[BEGIN]

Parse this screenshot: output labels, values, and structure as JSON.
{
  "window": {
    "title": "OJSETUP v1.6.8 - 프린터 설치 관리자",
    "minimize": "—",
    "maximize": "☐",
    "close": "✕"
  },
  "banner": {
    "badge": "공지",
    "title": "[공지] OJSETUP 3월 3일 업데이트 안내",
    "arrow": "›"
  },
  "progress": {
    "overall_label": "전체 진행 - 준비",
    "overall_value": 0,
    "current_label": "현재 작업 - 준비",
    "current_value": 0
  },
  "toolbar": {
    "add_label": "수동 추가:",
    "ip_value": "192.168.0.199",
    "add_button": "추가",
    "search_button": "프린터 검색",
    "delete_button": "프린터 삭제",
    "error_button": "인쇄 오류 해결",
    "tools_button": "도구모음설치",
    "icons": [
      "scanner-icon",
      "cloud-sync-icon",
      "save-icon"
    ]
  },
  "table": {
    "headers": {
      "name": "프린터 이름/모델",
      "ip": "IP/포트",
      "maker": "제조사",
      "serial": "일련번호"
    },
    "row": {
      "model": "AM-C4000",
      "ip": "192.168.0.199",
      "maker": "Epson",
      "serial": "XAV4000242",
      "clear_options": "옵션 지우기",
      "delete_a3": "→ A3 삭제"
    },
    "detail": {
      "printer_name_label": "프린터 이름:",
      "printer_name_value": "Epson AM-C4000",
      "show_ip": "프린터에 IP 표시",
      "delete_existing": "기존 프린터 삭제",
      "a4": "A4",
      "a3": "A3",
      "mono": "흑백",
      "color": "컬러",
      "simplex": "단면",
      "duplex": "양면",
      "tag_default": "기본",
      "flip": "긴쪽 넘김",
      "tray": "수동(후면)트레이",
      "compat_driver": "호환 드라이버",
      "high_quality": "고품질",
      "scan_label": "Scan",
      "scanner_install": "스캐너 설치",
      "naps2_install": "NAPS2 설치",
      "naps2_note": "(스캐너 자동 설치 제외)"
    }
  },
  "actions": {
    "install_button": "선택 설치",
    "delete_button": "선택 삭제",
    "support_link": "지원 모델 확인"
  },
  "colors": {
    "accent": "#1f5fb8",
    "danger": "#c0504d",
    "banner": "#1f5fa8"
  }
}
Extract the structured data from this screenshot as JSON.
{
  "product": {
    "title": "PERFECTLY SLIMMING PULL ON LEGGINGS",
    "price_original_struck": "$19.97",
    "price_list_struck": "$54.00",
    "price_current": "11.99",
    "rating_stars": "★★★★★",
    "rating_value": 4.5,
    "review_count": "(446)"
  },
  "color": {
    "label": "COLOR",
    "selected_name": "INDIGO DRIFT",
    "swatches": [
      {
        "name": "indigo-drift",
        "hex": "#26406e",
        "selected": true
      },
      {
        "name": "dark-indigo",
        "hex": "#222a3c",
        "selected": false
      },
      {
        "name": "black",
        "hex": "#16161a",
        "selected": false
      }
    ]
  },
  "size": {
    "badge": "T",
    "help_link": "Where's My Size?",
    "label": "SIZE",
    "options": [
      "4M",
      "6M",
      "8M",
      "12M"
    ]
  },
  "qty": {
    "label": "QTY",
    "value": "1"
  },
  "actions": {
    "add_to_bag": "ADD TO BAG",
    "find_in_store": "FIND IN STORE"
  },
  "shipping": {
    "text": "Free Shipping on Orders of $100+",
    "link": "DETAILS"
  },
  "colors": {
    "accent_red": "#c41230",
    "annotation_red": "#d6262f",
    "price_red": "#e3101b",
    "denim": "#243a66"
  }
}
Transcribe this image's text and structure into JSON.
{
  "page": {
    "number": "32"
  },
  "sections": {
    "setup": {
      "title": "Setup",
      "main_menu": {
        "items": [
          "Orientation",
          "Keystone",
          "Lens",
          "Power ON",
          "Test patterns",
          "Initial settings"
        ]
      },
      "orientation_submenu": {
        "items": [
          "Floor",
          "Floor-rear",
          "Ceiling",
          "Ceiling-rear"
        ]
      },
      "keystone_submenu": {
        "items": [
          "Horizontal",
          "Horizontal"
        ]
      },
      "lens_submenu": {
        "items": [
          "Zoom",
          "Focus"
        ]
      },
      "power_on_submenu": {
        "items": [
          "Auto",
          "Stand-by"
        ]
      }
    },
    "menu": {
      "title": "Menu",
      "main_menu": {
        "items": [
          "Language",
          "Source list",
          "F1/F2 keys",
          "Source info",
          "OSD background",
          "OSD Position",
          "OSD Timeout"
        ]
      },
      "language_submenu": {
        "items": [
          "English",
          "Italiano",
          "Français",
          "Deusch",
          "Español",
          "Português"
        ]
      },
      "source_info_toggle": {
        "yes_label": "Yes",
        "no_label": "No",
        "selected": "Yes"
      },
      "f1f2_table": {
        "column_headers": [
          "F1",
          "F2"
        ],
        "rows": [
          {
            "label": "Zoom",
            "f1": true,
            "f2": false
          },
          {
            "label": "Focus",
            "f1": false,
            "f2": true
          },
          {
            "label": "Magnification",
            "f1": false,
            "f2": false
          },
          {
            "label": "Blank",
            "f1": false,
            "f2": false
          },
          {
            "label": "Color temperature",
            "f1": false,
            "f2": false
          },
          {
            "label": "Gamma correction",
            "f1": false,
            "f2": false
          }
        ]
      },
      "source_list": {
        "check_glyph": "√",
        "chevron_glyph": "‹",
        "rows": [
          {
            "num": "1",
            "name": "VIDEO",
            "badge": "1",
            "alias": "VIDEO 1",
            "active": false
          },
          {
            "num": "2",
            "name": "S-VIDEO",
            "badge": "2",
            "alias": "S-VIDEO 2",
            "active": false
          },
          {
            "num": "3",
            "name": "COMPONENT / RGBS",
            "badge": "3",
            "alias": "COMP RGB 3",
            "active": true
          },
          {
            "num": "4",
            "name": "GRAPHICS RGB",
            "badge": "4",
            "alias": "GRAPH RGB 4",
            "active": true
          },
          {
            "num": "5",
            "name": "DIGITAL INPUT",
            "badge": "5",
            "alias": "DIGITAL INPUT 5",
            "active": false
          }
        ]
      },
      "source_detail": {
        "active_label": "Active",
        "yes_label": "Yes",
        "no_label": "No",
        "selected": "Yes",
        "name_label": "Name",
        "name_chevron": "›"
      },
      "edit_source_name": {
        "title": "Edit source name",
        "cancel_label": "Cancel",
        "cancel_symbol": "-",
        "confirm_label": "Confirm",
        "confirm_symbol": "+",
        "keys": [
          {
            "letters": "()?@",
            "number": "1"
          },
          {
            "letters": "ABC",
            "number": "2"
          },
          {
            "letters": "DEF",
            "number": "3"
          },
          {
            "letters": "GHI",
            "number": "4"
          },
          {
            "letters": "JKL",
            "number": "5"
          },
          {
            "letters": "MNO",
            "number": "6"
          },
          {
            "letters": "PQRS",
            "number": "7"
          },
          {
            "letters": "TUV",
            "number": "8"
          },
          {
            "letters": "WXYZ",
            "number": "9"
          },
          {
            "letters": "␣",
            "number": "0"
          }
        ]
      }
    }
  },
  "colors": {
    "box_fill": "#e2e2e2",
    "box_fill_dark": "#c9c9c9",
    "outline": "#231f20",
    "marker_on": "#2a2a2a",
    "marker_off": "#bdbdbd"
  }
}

[END]

→ **DIRECTIVE**
From the records above, extract each line exactly as shown.

→ **TASK ANSWER**
Parse this screenshot: output labels, values, and structure as JSON.
{
  "window": {
    "title": "OJSETUP v1.6.8 - 프린터 설치 관리자",
    "minimize": "—",
    "maximize": "☐",
    "close": "✕"
  },
  "banner": {
    "badge": "공지",
    "title": "[공지] OJSETUP 3월 3일 업데이트 안내",
    "arrow": "›"
  },
  "progress": {
    "overall_label": "전체 진행 - 준비",
    "overall_value": 0,
    "current_label": "현재 작업 - 준비",
    "current_value": 0
  },
  "toolbar": {
    "add_label": "수동 추가:",
    "ip_value": "192.168.0.199",
    "add_button": "추가",
    "search_button": "프린터 검색",
    "delete_button": "프린터 삭제",
    "error_button": "인쇄 오류 해결",
    "tools_button": "도구모음설치",
    "icons": [
      "scanner-icon",
      "cloud-sync-icon",
      "save-icon"
    ]
  },
  "table": {
    "headers": {
      "name": "프린터 이름/모델",
      "ip": "IP/포트",
      "maker": "제조사",
      "serial": "일련번호"
    },
    "row": {
      "model": "AM-C4000",
      "ip": "192.168.0.199",
      "maker": "Epson",
      "serial": "XAV4000242",
      "clear_options": "옵션 지우기",
      "delete_a3": "→ A3 삭제"
    },
    "detail": {
      "printer_name_label": "프린터 이름:",
      "printer_name_value": "Epson AM-C4000",
      "show_ip": "프린터에 IP 표시",
      "delete_existing": "기존 프린터 삭제",
      "a4": "A4",
      "a3": "A3",
      "mono": "흑백",
      "color": "컬러",
      "simplex": "단면",
      "duplex": "양면",
      "tag_default": "기본",
      "flip": "긴쪽 넘김",
      "tray": "수동(후면)트레이",
      "compat_driver": "호환 드라이버",
      "high_quality": "고품질",
      "scan_label": "Scan",
      "scanner_install": "스캐너 설치",
      "naps2_install": "NAPS2 설치",
      "naps2_note": "(스캐너 자동 설치 제외)"
    }
  },
  "actions": {
    "install_button": "선택 설치",
    "delete_button": "선택 삭제",
    "support_link": "지원 모델 확인"
  },
  "colors": {
    "accent": "#1f5fb8",
    "danger": "#c0504d",
    "banner": "#1f5fa8"
  }
}
Extract the structured data from this screenshot as JSON.
{
  "product": {
    "title": "PERFECTLY SLIMMING PULL ON LEGGINGS",
    "price_original_struck": "$19.97",
    "price_list_struck": "$54.00",
    "price_current": "11.99",
    "rating_stars": "★★★★★",
    "rating_value": 4.5,
    "review_count": "(446)"
  },
  "color": {
    "label": "COLOR",
    "selected_name": "INDIGO DRIFT",
    "swatches": [
      {
        "name": "indigo-drift",
        "hex": "#26406e",
        "selected": true
      },
      {
        "name": "dark-indigo",
        "hex": "#222a3c",
        "selected": false
      },
      {
        "name": "black",
        "hex": "#16161a",
        "selected": false
      }
    ]
  },
  "size": {
    "badge": "T",
    "help_link": "Where's My Size?",
    "label": "SIZE",
    "options": [
      "4M",
      "6M",
      "8M",
      "12M"
    ]
  },
  "qty": {
    "label": "QTY",
    "value": "1"
  },
  "actions": {
    "add_to_bag": "ADD TO BAG",
    "find_in_store": "FIND IN STORE"
  },
  "shipping": {
    "text": "Free Shipping on Orders of $100+",
    "link": "DETAILS"
  },
  "colors": {
    "accent_red": "#c41230",
    "annotation_red": "#d6262f",
    "price_red": "#e3101b",
    "denim": "#243a66"
  }
}
Transcribe this image's text and structure into JSON.
{
  "page": {
    "number": "32"
  },
  "sections": {
    "setup": {
      "title": "Setup",
      "main_menu": {
        "items": [
          "Orientation",
          "Keystone",
          "Lens",
          "Power ON",
          "Test patterns",
          "Initial settings"
        ]
      },
      "orientation_submenu": {
        "items": [
          "Floor",
          "Floor-rear",
          "Ceiling",
          "Ceiling-rear"
        ]
      },
      "keystone_submenu": {
        "items": [
          "Horizontal",
          "Horizontal"
        ]
      },
      "lens_submenu": {
        "items": [
          "Zoom",
          "Focus"
        ]
      },
      "power_on_submenu": {
        "items": [
          "Auto",
          "Stand-by"
        ]
      }
    },
    "menu": {
      "title": "Menu",
      "main_menu": {
        "items": [
          "Language",
          "Source list",
          "F1/F2 keys",
          "Source info",
          "OSD background",
          "OSD Position",
          "OSD Timeout"
        ]
      },
      "language_submenu": {
        "items": [
          "English",
          "Italiano",
          "Français",
          "Deusch",
          "Español",
          "Português"
        ]
      },
      "source_info_toggle": {
        "yes_label": "Yes",
        "no_label": "No",
        "selected": "Yes"
      },
      "f1f2_table": {
        "column_headers": [
          "F1",
          "F2"
        ],
        "rows": [
          {
            "label": "Zoom",
            "f1": true,
            "f2": false
          },
          {
            "label": "Focus",
            "f1": false,
            "f2": true
          },
          {
            "label": "Magnification",
            "f1": false,
            "f2": false
          },
          {
            "label": "Blank",
            "f1": false,
            "f2": false
          },
          {
            "label": "Color temperature",
            "f1": false,
            "f2": false
          },
          {
            "label": "Gamma correction",
            "f1": false,
            "f2": false
          }
        ]
      },
      "source_list": {
        "check_glyph": "√",
        "chevron_glyph": "‹",
        "rows": [
          {
            "num": "1",
            "name": "VIDEO",
            "badge": "1",
            "alias": "VIDEO 1",
            "active": false
          },
          {
            "num": "2",
            "name": "S-VIDEO",
            "badge": "2",
            "alias": "S-VIDEO 2",
            "active": false
          },
          {
            "num": "3",
            "name": "COMPONENT / RGBS",
            "badge": "3",
            "alias": "COMP RGB 3",
            "active": true
          },
          {
            "num": "4",
            "name": "GRAPHICS RGB",
            "badge": "4",
            "alias": "GRAPH RGB 4",
            "active": true
          },
          {
            "num": "5",
            "name": "DIGITAL INPUT",
            "badge": "5",
            "alias": "DIGITAL INPUT 5",
            "active": false
          }
        ]
      },
      "source_detail": {
        "active_label": "Active",
        "yes_label": "Yes",
        "no_label": "No",
        "selected": "Yes",
        "name_label": "Name",
        "name_chevron": "›"
      },
      "edit_source_name": {
        "title": "Edit source name",
        "cancel_label": "Cancel",
        "cancel_symbol": "-",
        "confirm_label": "Confirm",
        "confirm_symbol": "+",
        "keys": [
          {
            "letters": "()?@",
            "number": "1"
          },
          {
            "letters": "ABC",
            "number": "2"
          },
          {
            "letters": "DEF",
            "number": "3"
          },
          {
            "letters": "GHI",
            "number": "4"
          },
          {
            "letters": "JKL",
            "number": "5"
          },
          {
            "letters": "MNO",
            "number": "6"
          },
          {
            "letters": "PQRS",
            "number": "7"
          },
          {
            "letters": "TUV",
            "number": "8"
          },
          {
            "letters": "WXYZ",
            "number": "9"
          },
          {
            "letters": "␣",
            "number": "0"
          }
        ]
      }
    }
  },
  "colors": {
    "box_fill": "#e2e2e2",
    "box_fill_dark": "#c9c9c9",
    "outline": "#231f20",
    "marker_on": "#2a2a2a",
    "marker_off": "#bdbdbd"
  }
}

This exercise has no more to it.